** START OF DATA ENTRIES **
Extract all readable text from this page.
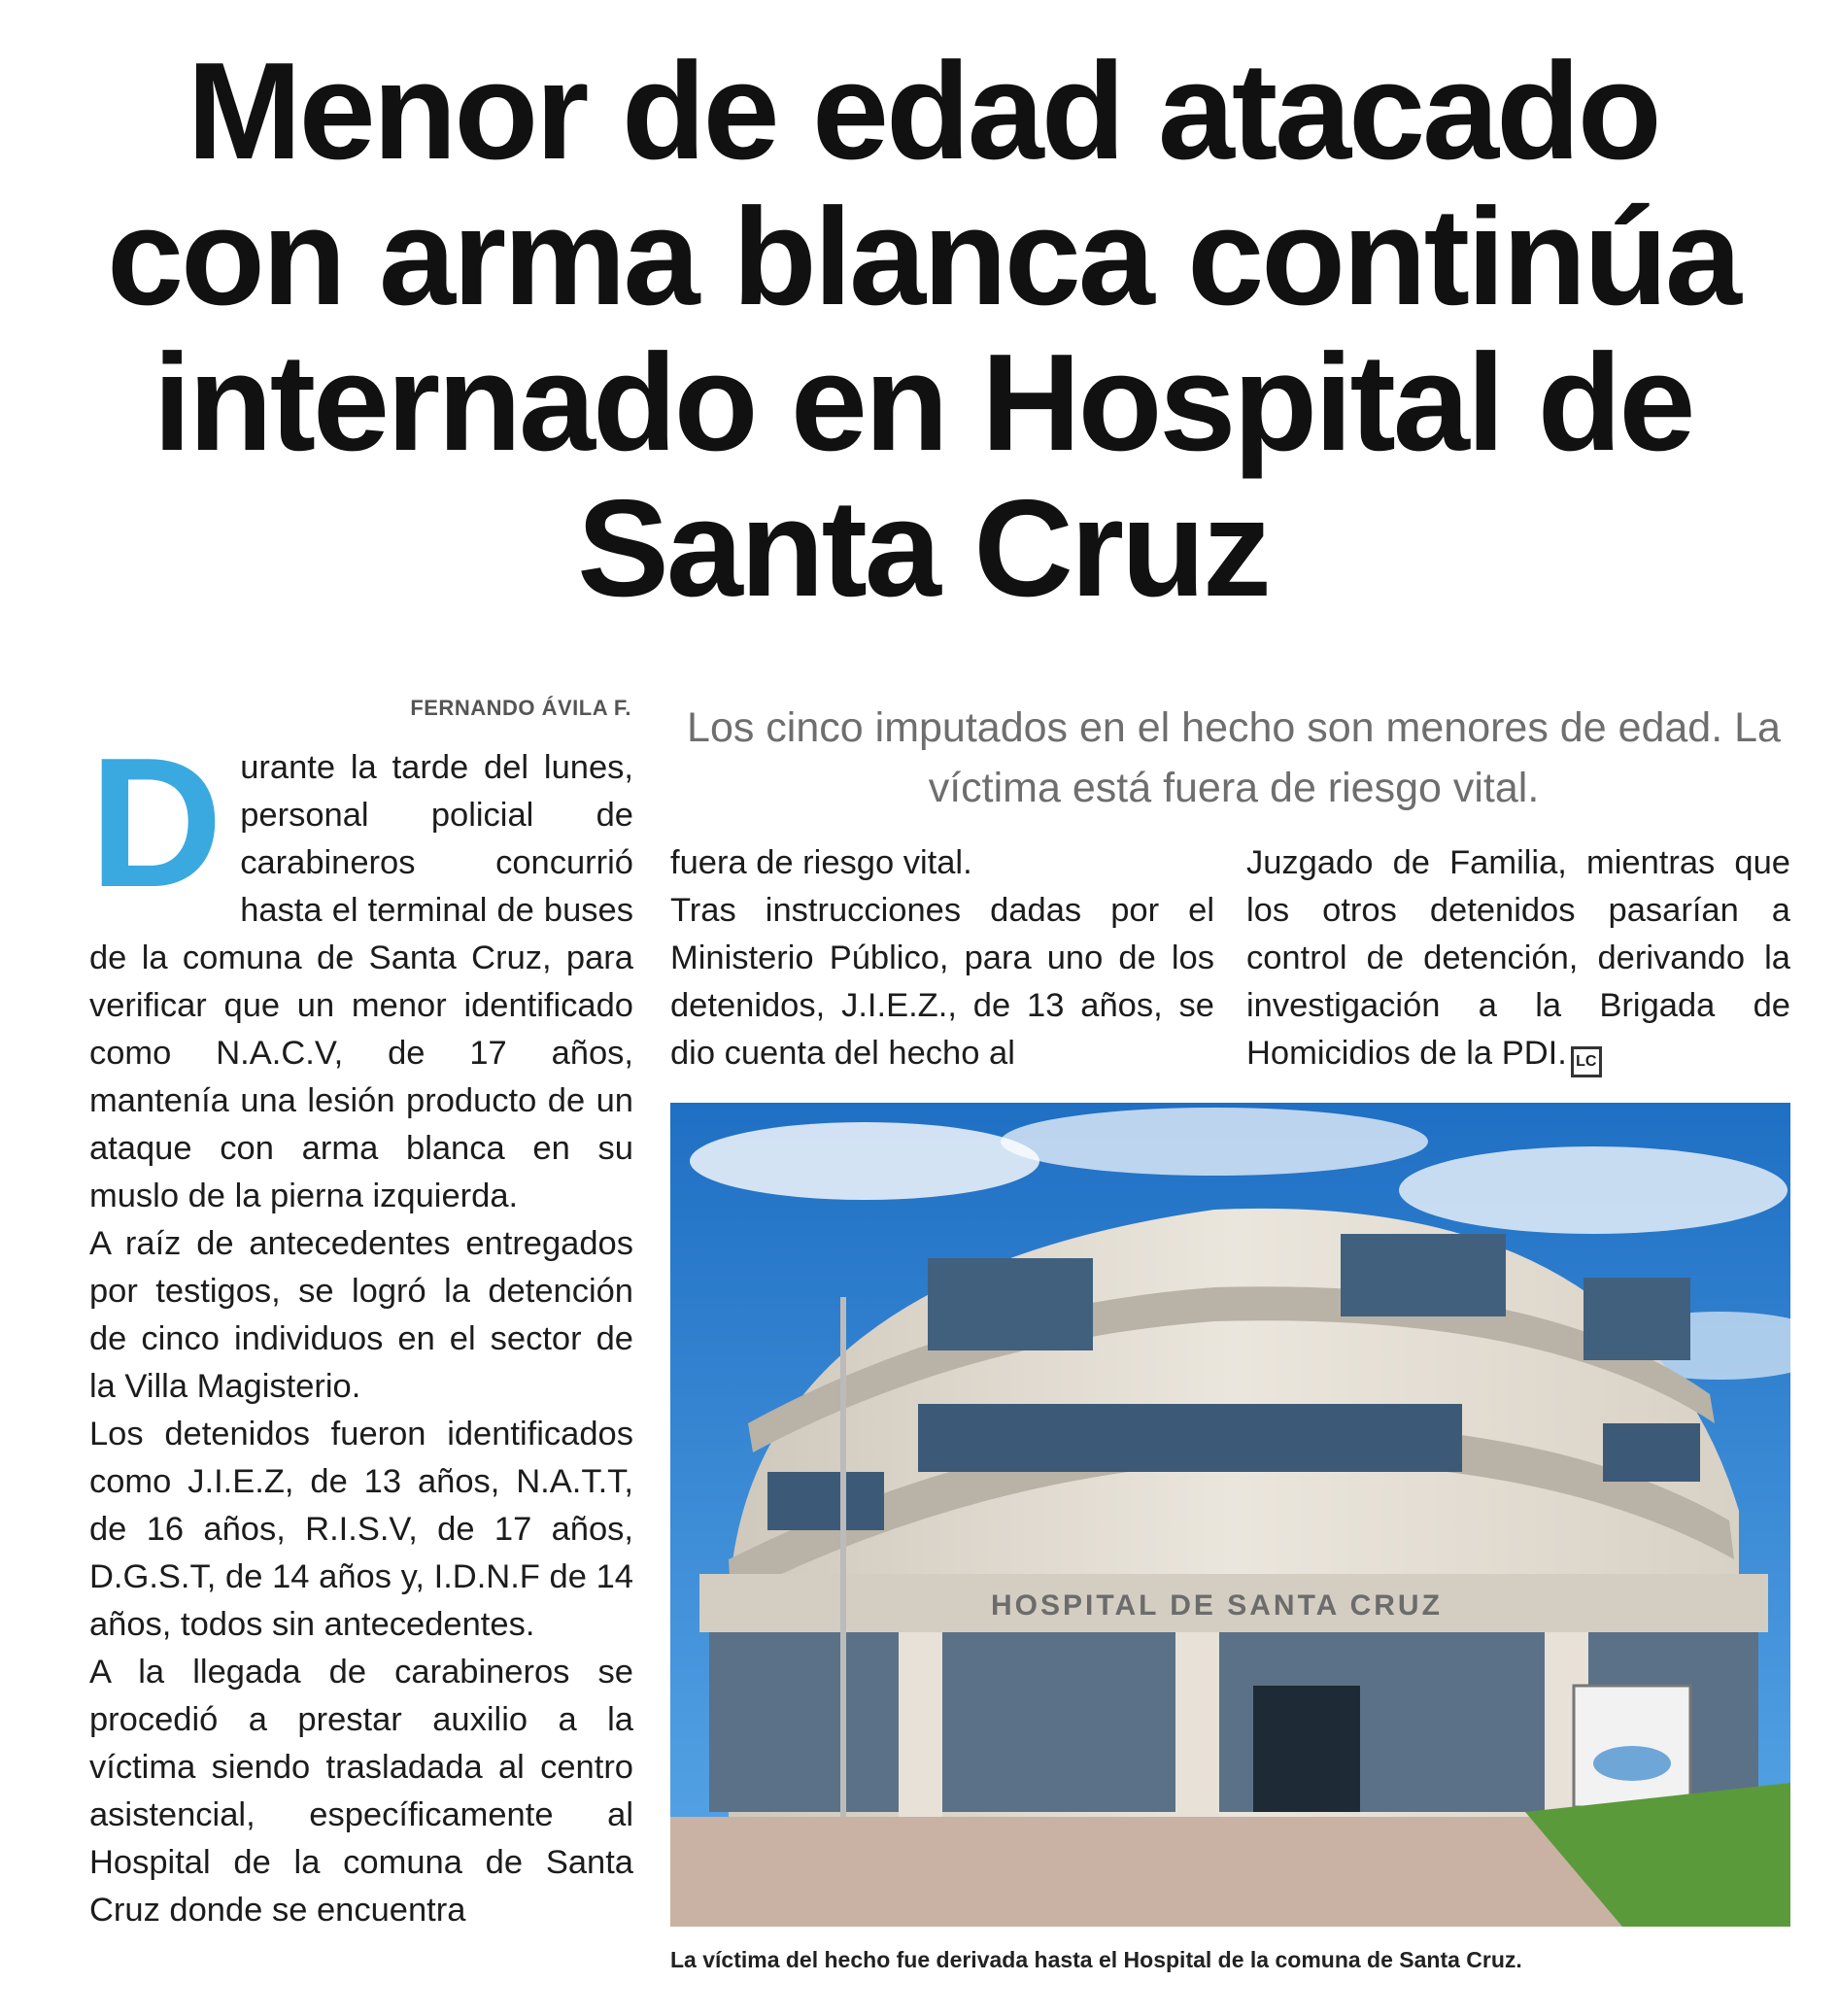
Menor de edad atacado con arma blanca continúa internado en Hospital de Santa Cruz
FERNANDO ÁVILA F.	Los cinco imputados en el hecho son menores de edad. La víctima está fuera de riesgo vital.
D urante la tarde del lunes, personal policial de carabineros concurrió hasta el terminal de buses de la comuna de Santa Cruz, para verificar que un menor identificado como N.A.C.V, de 17 años, mantenía una lesión producto de un ataque con arma blanca en su muslo de la pierna izquierda.

A raíz de antecedentes entregados por testigos, se logró la detención de cinco individuos en el sector de la Villa Magisterio.

Los detenidos fueron identificados como J.I.E.Z, de 13 años, N.A.T.T, de 16 años, R.I.S.V, de 17 años, D.G.S.T, de 14 años y, I.D.N.F de 14 años, todos sin antecedentes.

A la llegada de carabineros se procedió a prestar auxilio a la víctima siendo trasladada al centro asistencial, específicamente al Hospital de la comuna de Santa Cruz donde se encuentra

fuera de riesgo vital.

Tras instrucciones dadas por el Ministerio Público, para uno de los detenidos, J.I.E.Z., de 13 años, se dio cuenta del hecho al

Juzgado de Familia, mientras que los otros detenidos pasarían a control de detención, derivando la investigación a la Brigada de Homicidios de la PDI. LC

HOSPITAL DE SANTA CRUZ
La víctima del hecho fue derivada hasta el Hospital de la comuna de Santa Cruz.
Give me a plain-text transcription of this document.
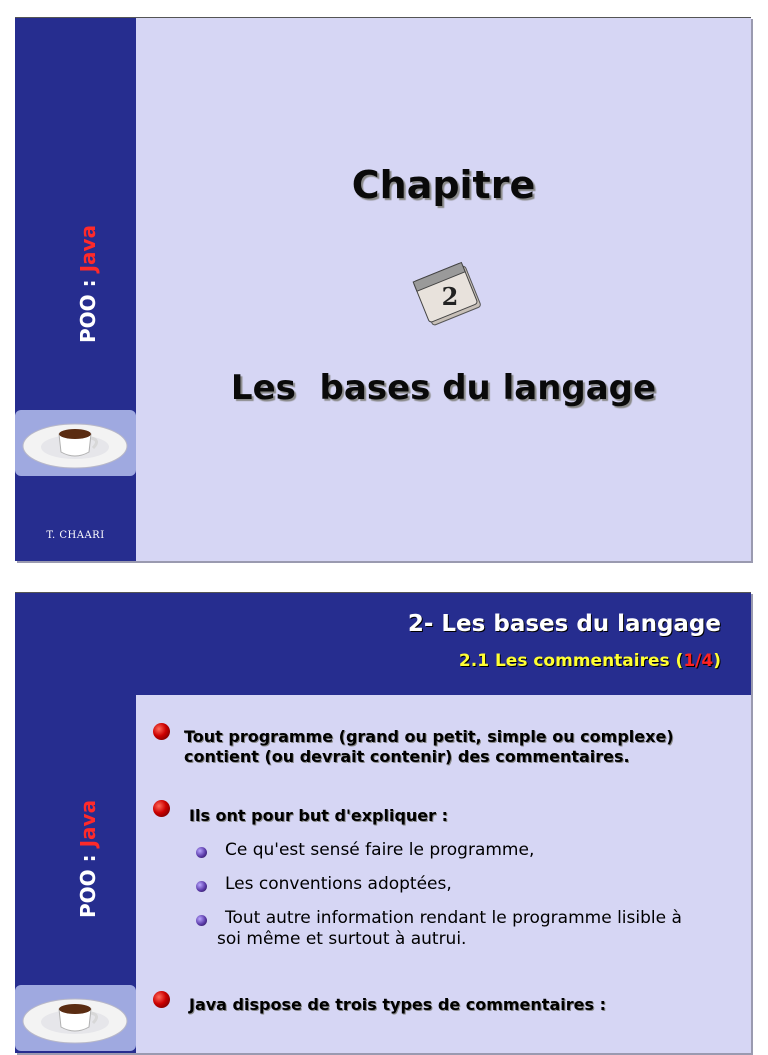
POO : Java
T. CHAARI
Chapitre
2
Les  bases du langage
POO : Java
2- Les bases du langage
2.1 Les commentaires (1/4)
Tout programme (grand ou petit, simple ou complexe)
contient (ou devrait contenir) des commentaires.
Ils ont pour but d'expliquer :
Ce qu'est sensé faire le programme,
Les conventions adoptées,
Tout autre information rendant le programme lisible à
soi même et surtout à autrui.
Java dispose de trois types de commentaires :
** END OF DATA ENTRIES **
## [WHAT TO PRODUCE]
Write out the entries above verbatim; the pictures do not belong in your copy.

## [WRITTEN RESPONSE]
Extract all readable text from this page.
Menor de edad atacado con arma blanca continúa internado en Hospital de Santa Cruz
FERNANDO ÁVILA F.	Los cinco imputados en el hecho son menores de edad. La víctima está fuera de riesgo vital.
D urante la tarde del lunes, personal policial de carabineros concurrió hasta el terminal de buses de la comuna de Santa Cruz, para verificar que un menor identificado como N.A.C.V, de 17 años, mantenía una lesión producto de un ataque con arma blanca en su muslo de la pierna izquierda.

A raíz de antecedentes entregados por testigos, se logró la detención de cinco individuos en el sector de la Villa Magisterio.

Los detenidos fueron identificados como J.I.E.Z, de 13 años, N.A.T.T, de 16 años, R.I.S.V, de 17 años, D.G.S.T, de 14 años y, I.D.N.F de 14 años, todos sin antecedentes.

A la llegada de carabineros se procedió a prestar auxilio a la víctima siendo trasladada al centro asistencial, específicamente al Hospital de la comuna de Santa Cruz donde se encuentra

fuera de riesgo vital.

Tras instrucciones dadas por el Ministerio Público, para uno de los detenidos, J.I.E.Z., de 13 años, se dio cuenta del hecho al

Juzgado de Familia, mientras que los otros detenidos pasarían a control de detención, derivando la investigación a la Brigada de Homicidios de la PDI. LC

HOSPITAL DE SANTA CRUZ
La víctima del hecho fue derivada hasta el Hospital de la comuna de Santa Cruz.
Give me a plain-text transcription of this document.
POO : Java
T. CHAARI
Chapitre
2
Les  bases du langage
POO : Java
2- Les bases du langage
2.1 Les commentaires (1/4)
Tout programme (grand ou petit, simple ou complexe)
contient (ou devrait contenir) des commentaires.
Ils ont pour but d'expliquer :
Ce qu'est sensé faire le programme,
Les conventions adoptées,
Tout autre information rendant le programme lisible à
soi même et surtout à autrui.
Java dispose de trois types de commentaires :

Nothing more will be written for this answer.